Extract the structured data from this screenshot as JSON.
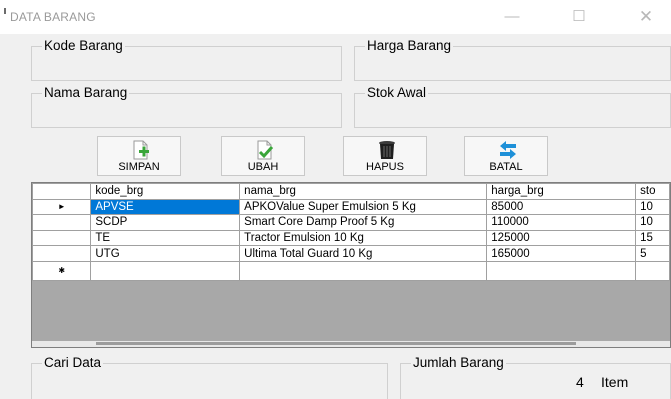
{
  "window": {
    "title": "DATA BARANG",
    "min_glyph": "—",
    "max_glyph": "☐",
    "close_glyph": "✕"
  },
  "fields": {
    "kode_barang": "Kode Barang",
    "harga_barang": "Harga Barang",
    "nama_barang": "Nama Barang",
    "stok_awal": "Stok Awal"
  },
  "buttons": {
    "simpan": "SIMPAN",
    "ubah": "UBAH",
    "hapus": "HAPUS",
    "batal": "BATAL"
  },
  "icons": {
    "simpan": "add-document-icon",
    "ubah": "edit-document-icon",
    "hapus": "trash-bin-icon",
    "batal": "undo-arrows-icon"
  },
  "grid": {
    "columns": [
      "kode_brg",
      "nama_brg",
      "harga_brg",
      "sto"
    ],
    "rows": [
      [
        "APVSE",
        "APKOValue Super Emulsion 5 Kg",
        "85000",
        "10"
      ],
      [
        "SCDP",
        "Smart Core Damp Proof 5 Kg",
        "110000",
        "10"
      ],
      [
        "TE",
        "Tractor Emulsion 10 Kg",
        "125000",
        "15"
      ],
      [
        "UTG",
        "Ultima Total Guard 10 Kg",
        "165000",
        "5"
      ]
    ],
    "current_row_marker": "►",
    "new_row_marker": "✱"
  },
  "search": {
    "label": "Cari Data"
  },
  "count": {
    "label": "Jumlah Barang",
    "value": "4",
    "unit": "Item"
  },
  "colors": {
    "selection": "#0078d7",
    "window_bg": "#f0f0f0",
    "grid_empty": "#a8a8a8"
  }
}
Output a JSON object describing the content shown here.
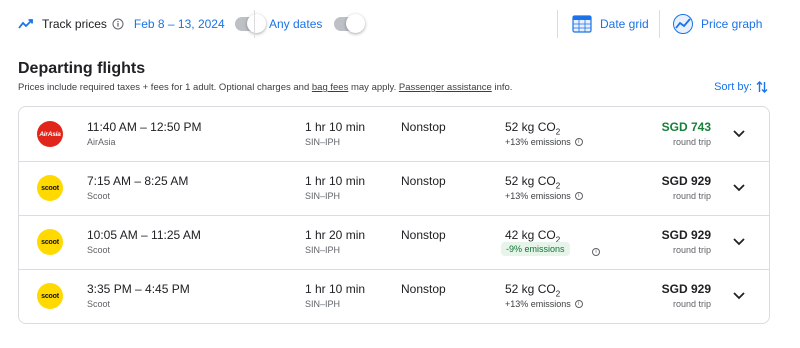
{
  "toolbar": {
    "track_prices_label": "Track prices",
    "date_range": "Feb 8 – 13, 2024",
    "any_dates_label": "Any dates",
    "date_grid_label": "Date grid",
    "price_graph_label": "Price graph"
  },
  "section": {
    "title": "Departing flights",
    "subtitle_before": "Prices include required taxes + fees for 1 adult. Optional charges and ",
    "bag_fees_link": "bag fees",
    "subtitle_middle": " may apply. ",
    "assistance_link": "Passenger assistance",
    "subtitle_after": " info.",
    "sort_label": "Sort by:"
  },
  "flights": [
    {
      "airline": "AirAsia",
      "logo_text": "AirAsia",
      "times": "11:40 AM – 12:50 PM",
      "duration": "1 hr 10 min",
      "route": "SIN–IPH",
      "stops": "Nonstop",
      "co2_value": "52 kg CO",
      "co2_sub": "2",
      "emissions": "+13% emissions",
      "price": "SGD 743",
      "trip_type": "round trip"
    },
    {
      "airline": "Scoot",
      "logo_text": "scoot",
      "times": "7:15 AM – 8:25 AM",
      "duration": "1 hr 10 min",
      "route": "SIN–IPH",
      "stops": "Nonstop",
      "co2_value": "52 kg CO",
      "co2_sub": "2",
      "emissions": "+13% emissions",
      "price": "SGD 929",
      "trip_type": "round trip"
    },
    {
      "airline": "Scoot",
      "logo_text": "scoot",
      "times": "10:05 AM – 11:25 AM",
      "duration": "1 hr 20 min",
      "route": "SIN–IPH",
      "stops": "Nonstop",
      "co2_value": "42 kg CO",
      "co2_sub": "2",
      "emissions": "-9% emissions",
      "price": "SGD 929",
      "trip_type": "round trip"
    },
    {
      "airline": "Scoot",
      "logo_text": "scoot",
      "times": "3:35 PM – 4:45 PM",
      "duration": "1 hr 10 min",
      "route": "SIN–IPH",
      "stops": "Nonstop",
      "co2_value": "52 kg CO",
      "co2_sub": "2",
      "emissions": "+13% emissions",
      "price": "SGD 929",
      "trip_type": "round trip"
    }
  ],
  "colors": {
    "accent": "#1a73e8",
    "cheapest_price": "#188038",
    "airasia_brand": "#e1251b",
    "scoot_brand": "#ffd900",
    "lower_emissions_bg": "#e6f4ea"
  },
  "icons": {
    "track": "trend-line-icon",
    "info": "info-icon",
    "date_grid": "calendar-grid-icon",
    "price_graph": "price-graph-icon",
    "sort": "sort-arrows-icon",
    "expand": "chevron-down-icon"
  }
}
+++++
Make an exact copy of every entry above, minus the images.

Extract the structured data from this screenshot as JSON.
{
  "window": {
    "title": "DATA BARANG",
    "min_glyph": "—",
    "max_glyph": "☐",
    "close_glyph": "✕"
  },
  "fields": {
    "kode_barang": "Kode Barang",
    "harga_barang": "Harga Barang",
    "nama_barang": "Nama Barang",
    "stok_awal": "Stok Awal"
  },
  "buttons": {
    "simpan": "SIMPAN",
    "ubah": "UBAH",
    "hapus": "HAPUS",
    "batal": "BATAL"
  },
  "icons": {
    "simpan": "add-document-icon",
    "ubah": "edit-document-icon",
    "hapus": "trash-bin-icon",
    "batal": "undo-arrows-icon"
  },
  "grid": {
    "columns": [
      "kode_brg",
      "nama_brg",
      "harga_brg",
      "sto"
    ],
    "rows": [
      [
        "APVSE",
        "APKOValue Super Emulsion 5 Kg",
        "85000",
        "10"
      ],
      [
        "SCDP",
        "Smart Core Damp Proof 5 Kg",
        "110000",
        "10"
      ],
      [
        "TE",
        "Tractor Emulsion 10 Kg",
        "125000",
        "15"
      ],
      [
        "UTG",
        "Ultima Total Guard 10 Kg",
        "165000",
        "5"
      ]
    ],
    "current_row_marker": "►",
    "new_row_marker": "✱"
  },
  "search": {
    "label": "Cari Data"
  },
  "count": {
    "label": "Jumlah Barang",
    "value": "4",
    "unit": "Item"
  },
  "colors": {
    "selection": "#0078d7",
    "window_bg": "#f0f0f0",
    "grid_empty": "#a8a8a8"
  }
}
Output a JSON object describing the content shown here.
{
  "toolbar": {
    "track_prices_label": "Track prices",
    "date_range": "Feb 8 – 13, 2024",
    "any_dates_label": "Any dates",
    "date_grid_label": "Date grid",
    "price_graph_label": "Price graph"
  },
  "section": {
    "title": "Departing flights",
    "subtitle_before": "Prices include required taxes + fees for 1 adult. Optional charges and ",
    "bag_fees_link": "bag fees",
    "subtitle_middle": " may apply. ",
    "assistance_link": "Passenger assistance",
    "subtitle_after": " info.",
    "sort_label": "Sort by:"
  },
  "flights": [
    {
      "airline": "AirAsia",
      "logo_text": "AirAsia",
      "times": "11:40 AM – 12:50 PM",
      "duration": "1 hr 10 min",
      "route": "SIN–IPH",
      "stops": "Nonstop",
      "co2_value": "52 kg CO",
      "co2_sub": "2",
      "emissions": "+13% emissions",
      "price": "SGD 743",
      "trip_type": "round trip"
    },
    {
      "airline": "Scoot",
      "logo_text": "scoot",
      "times": "7:15 AM – 8:25 AM",
      "duration": "1 hr 10 min",
      "route": "SIN–IPH",
      "stops": "Nonstop",
      "co2_value": "52 kg CO",
      "co2_sub": "2",
      "emissions": "+13% emissions",
      "price": "SGD 929",
      "trip_type": "round trip"
    },
    {
      "airline": "Scoot",
      "logo_text": "scoot",
      "times": "10:05 AM – 11:25 AM",
      "duration": "1 hr 20 min",
      "route": "SIN–IPH",
      "stops": "Nonstop",
      "co2_value": "42 kg CO",
      "co2_sub": "2",
      "emissions": "-9% emissions",
      "price": "SGD 929",
      "trip_type": "round trip"
    },
    {
      "airline": "Scoot",
      "logo_text": "scoot",
      "times": "3:35 PM – 4:45 PM",
      "duration": "1 hr 10 min",
      "route": "SIN–IPH",
      "stops": "Nonstop",
      "co2_value": "52 kg CO",
      "co2_sub": "2",
      "emissions": "+13% emissions",
      "price": "SGD 929",
      "trip_type": "round trip"
    }
  ],
  "colors": {
    "accent": "#1a73e8",
    "cheapest_price": "#188038",
    "airasia_brand": "#e1251b",
    "scoot_brand": "#ffd900",
    "lower_emissions_bg": "#e6f4ea"
  },
  "icons": {
    "track": "trend-line-icon",
    "info": "info-icon",
    "date_grid": "calendar-grid-icon",
    "price_graph": "price-graph-icon",
    "sort": "sort-arrows-icon",
    "expand": "chevron-down-icon"
  }
}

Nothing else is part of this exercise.